> **SUPPLIED RECORDS**:
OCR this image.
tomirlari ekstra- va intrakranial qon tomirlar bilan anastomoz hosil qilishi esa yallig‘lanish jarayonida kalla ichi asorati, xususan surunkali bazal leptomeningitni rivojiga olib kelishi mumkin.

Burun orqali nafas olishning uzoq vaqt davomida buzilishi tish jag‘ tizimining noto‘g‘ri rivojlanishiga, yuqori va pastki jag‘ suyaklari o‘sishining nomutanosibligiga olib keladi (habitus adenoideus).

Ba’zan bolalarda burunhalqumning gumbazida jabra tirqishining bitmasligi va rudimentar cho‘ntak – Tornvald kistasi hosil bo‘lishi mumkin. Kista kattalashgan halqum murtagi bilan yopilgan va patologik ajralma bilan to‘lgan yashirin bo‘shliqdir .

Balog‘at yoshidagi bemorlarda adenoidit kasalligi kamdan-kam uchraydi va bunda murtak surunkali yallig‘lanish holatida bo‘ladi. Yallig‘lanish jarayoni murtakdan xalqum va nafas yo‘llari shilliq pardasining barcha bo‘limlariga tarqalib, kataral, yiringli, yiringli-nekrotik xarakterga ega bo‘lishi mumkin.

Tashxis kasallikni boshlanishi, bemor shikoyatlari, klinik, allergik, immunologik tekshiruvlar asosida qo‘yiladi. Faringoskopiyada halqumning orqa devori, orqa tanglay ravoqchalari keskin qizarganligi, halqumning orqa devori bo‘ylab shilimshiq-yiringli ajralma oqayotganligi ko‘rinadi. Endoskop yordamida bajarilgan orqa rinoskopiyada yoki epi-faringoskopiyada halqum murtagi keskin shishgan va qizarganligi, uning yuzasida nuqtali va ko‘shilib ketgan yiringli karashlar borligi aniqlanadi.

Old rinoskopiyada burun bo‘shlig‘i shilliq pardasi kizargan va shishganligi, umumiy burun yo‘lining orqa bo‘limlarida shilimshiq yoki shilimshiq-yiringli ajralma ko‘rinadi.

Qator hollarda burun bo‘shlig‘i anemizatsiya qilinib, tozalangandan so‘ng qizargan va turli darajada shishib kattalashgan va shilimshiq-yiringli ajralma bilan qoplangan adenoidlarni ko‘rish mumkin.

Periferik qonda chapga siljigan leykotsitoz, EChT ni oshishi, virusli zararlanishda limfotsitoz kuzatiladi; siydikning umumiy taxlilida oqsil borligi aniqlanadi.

> **EXERCISE BRIEF**: Identify each line in the records above that contains the word "olib", and copy it out in full.

> **TASK OUTPUT**:
tomirlari ekstra- va intrakranial qon tomirlar bilan anastomoz hosil qilishi esa yallig‘lanish jarayonida kalla ichi asorati, xususan surunkali bazal leptomeningitni rivojiga olib kelishi mumkin.
Burun orqali nafas olishning uzoq vaqt davomida buzilishi tish jag‘ tizimining noto‘g‘ri rivojlanishiga, yuqori va pastki jag‘ suyaklari o‘sishining nomutanosibligiga olib keladi (habitus adenoideus).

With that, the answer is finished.